* **Goal**
Scan the records and identify every line in which the string "WSLNW" occurs, then return those lines.

-------- Given data

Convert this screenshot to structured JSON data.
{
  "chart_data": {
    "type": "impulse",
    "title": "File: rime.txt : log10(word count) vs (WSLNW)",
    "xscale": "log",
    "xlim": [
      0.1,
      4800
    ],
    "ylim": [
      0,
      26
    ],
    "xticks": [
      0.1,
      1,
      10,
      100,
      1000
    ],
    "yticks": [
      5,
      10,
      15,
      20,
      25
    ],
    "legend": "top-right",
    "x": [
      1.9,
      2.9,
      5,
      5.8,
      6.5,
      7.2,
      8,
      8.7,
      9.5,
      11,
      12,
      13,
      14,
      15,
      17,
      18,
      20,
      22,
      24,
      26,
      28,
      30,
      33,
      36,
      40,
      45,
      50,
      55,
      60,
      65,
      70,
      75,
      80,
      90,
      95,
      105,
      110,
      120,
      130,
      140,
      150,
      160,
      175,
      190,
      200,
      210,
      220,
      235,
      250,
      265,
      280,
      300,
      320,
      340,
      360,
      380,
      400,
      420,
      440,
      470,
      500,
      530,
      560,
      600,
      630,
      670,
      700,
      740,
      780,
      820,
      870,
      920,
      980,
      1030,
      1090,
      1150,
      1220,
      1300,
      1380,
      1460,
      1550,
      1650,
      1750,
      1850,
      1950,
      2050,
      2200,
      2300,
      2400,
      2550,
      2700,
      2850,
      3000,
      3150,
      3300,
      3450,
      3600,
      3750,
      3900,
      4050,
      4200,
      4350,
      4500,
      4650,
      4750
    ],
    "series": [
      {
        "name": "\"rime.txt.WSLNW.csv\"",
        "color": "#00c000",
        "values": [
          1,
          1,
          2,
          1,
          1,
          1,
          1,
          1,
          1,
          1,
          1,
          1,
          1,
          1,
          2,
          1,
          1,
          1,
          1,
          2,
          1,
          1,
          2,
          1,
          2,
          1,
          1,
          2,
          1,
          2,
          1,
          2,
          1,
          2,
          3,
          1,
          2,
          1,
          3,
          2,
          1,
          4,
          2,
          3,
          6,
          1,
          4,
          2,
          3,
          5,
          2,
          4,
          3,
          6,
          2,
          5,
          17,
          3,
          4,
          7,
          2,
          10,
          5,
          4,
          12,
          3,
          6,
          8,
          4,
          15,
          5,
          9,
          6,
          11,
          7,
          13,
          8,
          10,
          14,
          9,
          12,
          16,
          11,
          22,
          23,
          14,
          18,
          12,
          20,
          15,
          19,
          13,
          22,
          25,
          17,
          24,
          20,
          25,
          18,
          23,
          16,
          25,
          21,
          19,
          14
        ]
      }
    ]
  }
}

----------------

* **Output**
    "title": "File: rime.txt : log10(word count) vs (WSLNW)",
        "name": "\"rime.txt.WSLNW.csv\"",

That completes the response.